# start of EXERCISE MATERIAL
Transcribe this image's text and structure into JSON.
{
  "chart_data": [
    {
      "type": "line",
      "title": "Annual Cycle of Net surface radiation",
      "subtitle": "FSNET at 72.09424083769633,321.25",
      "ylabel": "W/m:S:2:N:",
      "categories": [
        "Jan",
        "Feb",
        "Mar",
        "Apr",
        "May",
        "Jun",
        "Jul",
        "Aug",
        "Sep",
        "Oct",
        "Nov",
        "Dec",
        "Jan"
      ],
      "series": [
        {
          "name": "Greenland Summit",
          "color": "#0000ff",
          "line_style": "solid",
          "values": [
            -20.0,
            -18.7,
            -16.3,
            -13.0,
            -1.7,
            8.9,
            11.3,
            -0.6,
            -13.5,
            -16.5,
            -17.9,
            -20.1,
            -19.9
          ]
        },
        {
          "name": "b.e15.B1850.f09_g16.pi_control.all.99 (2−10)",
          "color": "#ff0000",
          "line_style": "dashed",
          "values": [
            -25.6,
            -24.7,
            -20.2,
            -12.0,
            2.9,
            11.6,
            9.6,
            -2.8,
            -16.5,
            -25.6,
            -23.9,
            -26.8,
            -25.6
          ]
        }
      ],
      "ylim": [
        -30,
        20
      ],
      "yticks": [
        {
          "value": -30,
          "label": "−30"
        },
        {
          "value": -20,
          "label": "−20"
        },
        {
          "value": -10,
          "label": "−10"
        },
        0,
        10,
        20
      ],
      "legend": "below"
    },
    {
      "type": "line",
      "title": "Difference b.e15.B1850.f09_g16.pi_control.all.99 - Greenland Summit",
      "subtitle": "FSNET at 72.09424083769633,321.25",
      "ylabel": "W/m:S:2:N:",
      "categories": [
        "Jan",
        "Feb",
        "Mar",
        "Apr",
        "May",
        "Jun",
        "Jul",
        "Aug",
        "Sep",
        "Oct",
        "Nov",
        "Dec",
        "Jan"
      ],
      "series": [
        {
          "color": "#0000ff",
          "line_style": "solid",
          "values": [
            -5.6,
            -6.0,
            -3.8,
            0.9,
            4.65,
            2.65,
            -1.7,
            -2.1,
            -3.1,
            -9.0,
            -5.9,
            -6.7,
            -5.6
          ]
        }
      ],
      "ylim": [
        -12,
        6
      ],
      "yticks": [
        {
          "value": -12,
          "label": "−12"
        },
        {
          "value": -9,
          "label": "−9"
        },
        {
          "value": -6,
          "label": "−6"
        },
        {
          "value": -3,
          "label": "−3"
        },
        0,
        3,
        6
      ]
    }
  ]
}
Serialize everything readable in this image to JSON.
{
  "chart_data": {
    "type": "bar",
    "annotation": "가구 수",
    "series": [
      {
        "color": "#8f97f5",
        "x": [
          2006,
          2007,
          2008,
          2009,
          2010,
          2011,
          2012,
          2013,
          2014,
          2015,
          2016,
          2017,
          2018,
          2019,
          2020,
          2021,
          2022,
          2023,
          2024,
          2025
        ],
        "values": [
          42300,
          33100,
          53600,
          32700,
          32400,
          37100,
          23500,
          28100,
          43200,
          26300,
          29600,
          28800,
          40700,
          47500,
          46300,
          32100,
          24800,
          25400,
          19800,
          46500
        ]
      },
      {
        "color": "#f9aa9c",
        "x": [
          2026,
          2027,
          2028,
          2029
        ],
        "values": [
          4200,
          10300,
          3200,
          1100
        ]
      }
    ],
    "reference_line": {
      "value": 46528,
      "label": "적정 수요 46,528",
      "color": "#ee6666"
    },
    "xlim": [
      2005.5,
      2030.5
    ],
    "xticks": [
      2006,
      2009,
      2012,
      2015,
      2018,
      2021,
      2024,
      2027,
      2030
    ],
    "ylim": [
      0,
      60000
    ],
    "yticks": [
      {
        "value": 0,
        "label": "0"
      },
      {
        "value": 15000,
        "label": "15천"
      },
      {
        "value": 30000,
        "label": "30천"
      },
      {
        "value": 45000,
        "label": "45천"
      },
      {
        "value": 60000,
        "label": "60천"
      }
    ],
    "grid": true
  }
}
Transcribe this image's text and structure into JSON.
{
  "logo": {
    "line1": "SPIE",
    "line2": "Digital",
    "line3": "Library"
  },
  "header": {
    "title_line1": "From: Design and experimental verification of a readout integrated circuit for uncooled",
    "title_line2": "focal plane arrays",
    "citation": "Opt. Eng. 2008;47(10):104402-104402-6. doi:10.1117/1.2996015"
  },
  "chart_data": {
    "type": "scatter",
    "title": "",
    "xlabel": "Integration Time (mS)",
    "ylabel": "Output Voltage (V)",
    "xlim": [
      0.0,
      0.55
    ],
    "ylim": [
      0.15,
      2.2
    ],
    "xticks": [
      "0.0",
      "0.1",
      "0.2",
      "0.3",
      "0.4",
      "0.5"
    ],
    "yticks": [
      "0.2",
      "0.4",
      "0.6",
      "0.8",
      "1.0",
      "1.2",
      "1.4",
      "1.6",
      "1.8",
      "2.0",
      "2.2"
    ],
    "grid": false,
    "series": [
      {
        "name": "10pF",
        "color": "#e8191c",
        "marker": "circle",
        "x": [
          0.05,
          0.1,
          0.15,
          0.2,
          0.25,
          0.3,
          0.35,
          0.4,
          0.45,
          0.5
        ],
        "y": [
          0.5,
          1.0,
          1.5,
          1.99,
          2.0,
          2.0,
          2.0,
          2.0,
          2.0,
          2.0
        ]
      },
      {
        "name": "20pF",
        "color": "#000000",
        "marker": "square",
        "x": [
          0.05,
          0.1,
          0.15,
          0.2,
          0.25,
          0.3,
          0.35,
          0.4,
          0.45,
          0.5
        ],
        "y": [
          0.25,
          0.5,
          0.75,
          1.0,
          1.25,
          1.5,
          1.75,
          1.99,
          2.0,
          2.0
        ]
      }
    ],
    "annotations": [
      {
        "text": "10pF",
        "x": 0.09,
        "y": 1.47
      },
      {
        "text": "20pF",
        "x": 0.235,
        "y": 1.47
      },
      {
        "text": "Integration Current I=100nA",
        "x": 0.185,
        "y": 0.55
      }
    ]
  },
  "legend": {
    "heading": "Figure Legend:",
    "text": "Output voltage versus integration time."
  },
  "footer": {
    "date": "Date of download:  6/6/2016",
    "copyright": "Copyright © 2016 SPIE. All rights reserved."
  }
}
# end of EXERCISE MATERIAL
Pull out each line of the listing that holds the string "type".

- _SOLUTION FOR THIS TASK_:
      "type": "line",
      "type": "line",
    "type": "bar",
    "type": "scatter",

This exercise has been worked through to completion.